------ INFORMATION SUPPLIED ------

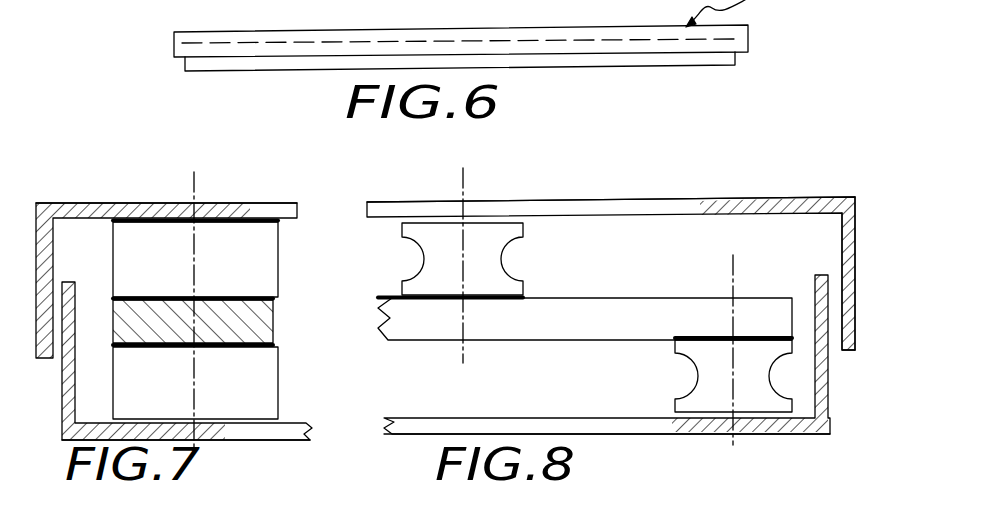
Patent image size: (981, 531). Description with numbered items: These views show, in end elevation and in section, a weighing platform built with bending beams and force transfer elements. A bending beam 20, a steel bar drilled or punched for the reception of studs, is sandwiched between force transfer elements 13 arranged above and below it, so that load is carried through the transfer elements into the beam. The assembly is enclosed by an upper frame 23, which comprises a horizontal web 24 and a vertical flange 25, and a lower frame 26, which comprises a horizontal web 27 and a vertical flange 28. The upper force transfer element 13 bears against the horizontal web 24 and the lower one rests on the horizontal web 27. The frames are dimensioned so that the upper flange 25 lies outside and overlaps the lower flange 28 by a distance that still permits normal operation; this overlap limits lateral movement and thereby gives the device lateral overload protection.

In FIG. 7, the force transfer element 13 is at (268, 263).
In FIG. 8, the force transfer element 13 is at (502, 258).
In FIG. 7, the bending beam 20 is at (268, 323).
In FIG. 8, the bending beam 20 is at (493, 333).
In FIG. 7, the upper frame 23 is at (70, 195).
In FIG. 8, the upper frame 23 is at (819, 182).
In FIG. 7, the horizontal web 24 is at (137, 203).
In FIG. 8, the horizontal web 24 is at (785, 196).
In FIG. 8, the vertical flange 25 is at (856, 230).
In FIG. 6, the lower frame 26 is at (667, 74).
In FIG. 8, the lower frame 26 is at (582, 193).
In FIG. 7, the horizontal web 27 is at (210, 440).
In FIG. 8, the horizontal web 27 is at (705, 430).
In FIG. 7, the vertical flange 28 is at (63, 407).
In FIG. 8, the vertical flange 28 is at (826, 370).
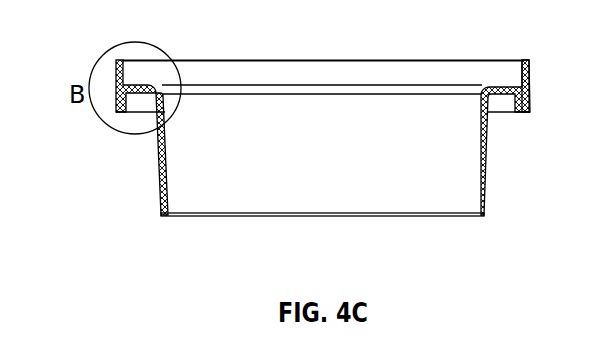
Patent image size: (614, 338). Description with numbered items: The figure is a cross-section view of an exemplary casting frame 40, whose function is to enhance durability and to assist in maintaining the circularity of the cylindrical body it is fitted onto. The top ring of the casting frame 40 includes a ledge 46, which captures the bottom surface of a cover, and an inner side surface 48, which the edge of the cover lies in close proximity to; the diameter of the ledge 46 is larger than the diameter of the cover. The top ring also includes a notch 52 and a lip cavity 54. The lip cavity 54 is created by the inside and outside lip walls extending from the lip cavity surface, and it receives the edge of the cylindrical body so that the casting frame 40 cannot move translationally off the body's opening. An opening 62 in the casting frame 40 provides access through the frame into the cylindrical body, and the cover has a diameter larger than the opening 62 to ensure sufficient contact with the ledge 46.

The casting frame 40 is at (328, 148).
The ledge 46 is at (363, 113).
The inner side surface 48 is at (127, 71).
The notch 52 is at (532, 82).
The lip cavity 54 is at (499, 119).
The opening 62 is at (221, 218).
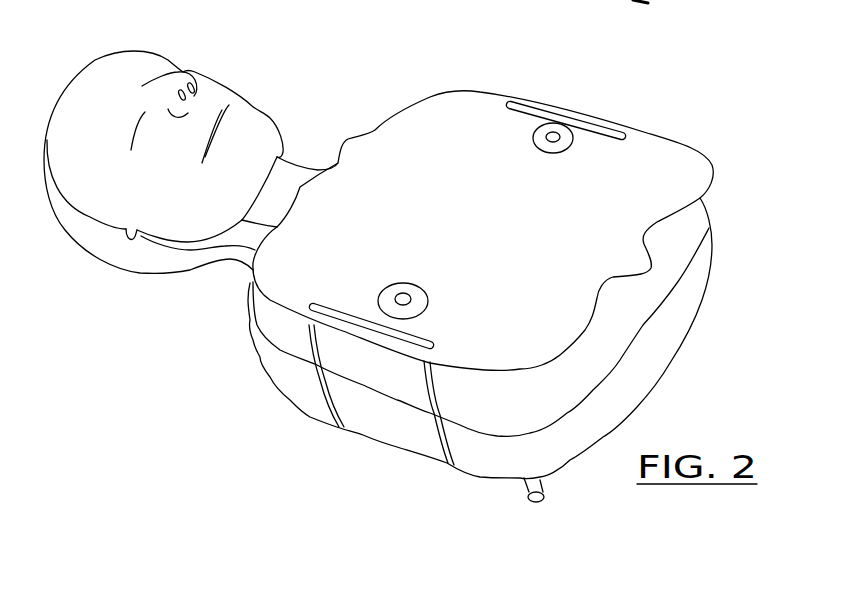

------

WRITTEN EXERCISE: Pull every line of text from the data above, word for word, and leave the pictures out of your answer.

SOLUTION FOR THIS PROBLEM:
Patent image size: (981, 531). Description with numbered items: These views show, in end elevation and in section, a weighing platform built with bending beams and force transfer elements. A bending beam 20, a steel bar drilled or punched for the reception of studs, is sandwiched between force transfer elements 13 arranged above and below it, so that load is carried through the transfer elements into the beam. The assembly is enclosed by an upper frame 23, which comprises a horizontal web 24 and a vertical flange 25, and a lower frame 26, which comprises a horizontal web 27 and a vertical flange 28. The upper force transfer element 13 bears against the horizontal web 24 and the lower one rests on the horizontal web 27. The frames are dimensioned so that the upper flange 25 lies outside and overlaps the lower flange 28 by a distance that still permits normal operation; this overlap limits lateral movement and thereby gives the device lateral overload protection.

In FIG. 7, the force transfer element 13 is at (268, 263).
In FIG. 8, the force transfer element 13 is at (502, 258).
In FIG. 7, the bending beam 20 is at (268, 323).
In FIG. 8, the bending beam 20 is at (493, 333).
In FIG. 7, the upper frame 23 is at (70, 195).
In FIG. 8, the upper frame 23 is at (819, 182).
In FIG. 7, the horizontal web 24 is at (137, 203).
In FIG. 8, the horizontal web 24 is at (785, 196).
In FIG. 8, the vertical flange 25 is at (856, 230).
In FIG. 6, the lower frame 26 is at (667, 74).
In FIG. 8, the lower frame 26 is at (582, 193).
In FIG. 7, the horizontal web 27 is at (210, 440).
In FIG. 8, the horizontal web 27 is at (705, 430).
In FIG. 7, the vertical flange 28 is at (63, 407).
In FIG. 8, the vertical flange 28 is at (826, 370).
Patent image size: (614, 338). Description with numbered items: The figure is a cross-section view of an exemplary casting frame 40, whose function is to enhance durability and to assist in maintaining the circularity of the cylindrical body it is fitted onto. The top ring of the casting frame 40 includes a ledge 46, which captures the bottom surface of a cover, and an inner side surface 48, which the edge of the cover lies in close proximity to; the diameter of the ledge 46 is larger than the diameter of the cover. The top ring also includes a notch 52 and a lip cavity 54. The lip cavity 54 is created by the inside and outside lip walls extending from the lip cavity surface, and it receives the edge of the cylindrical body so that the casting frame 40 cannot move translationally off the body's opening. An opening 62 in the casting frame 40 provides access through the frame into the cylindrical body, and the cover has a diameter larger than the opening 62 to ensure sufficient contact with the ledge 46.

The casting frame 40 is at (328, 148).
The ledge 46 is at (363, 113).
The inner side surface 48 is at (127, 71).
The notch 52 is at (532, 82).
The lip cavity 54 is at (499, 119).
The opening 62 is at (221, 218).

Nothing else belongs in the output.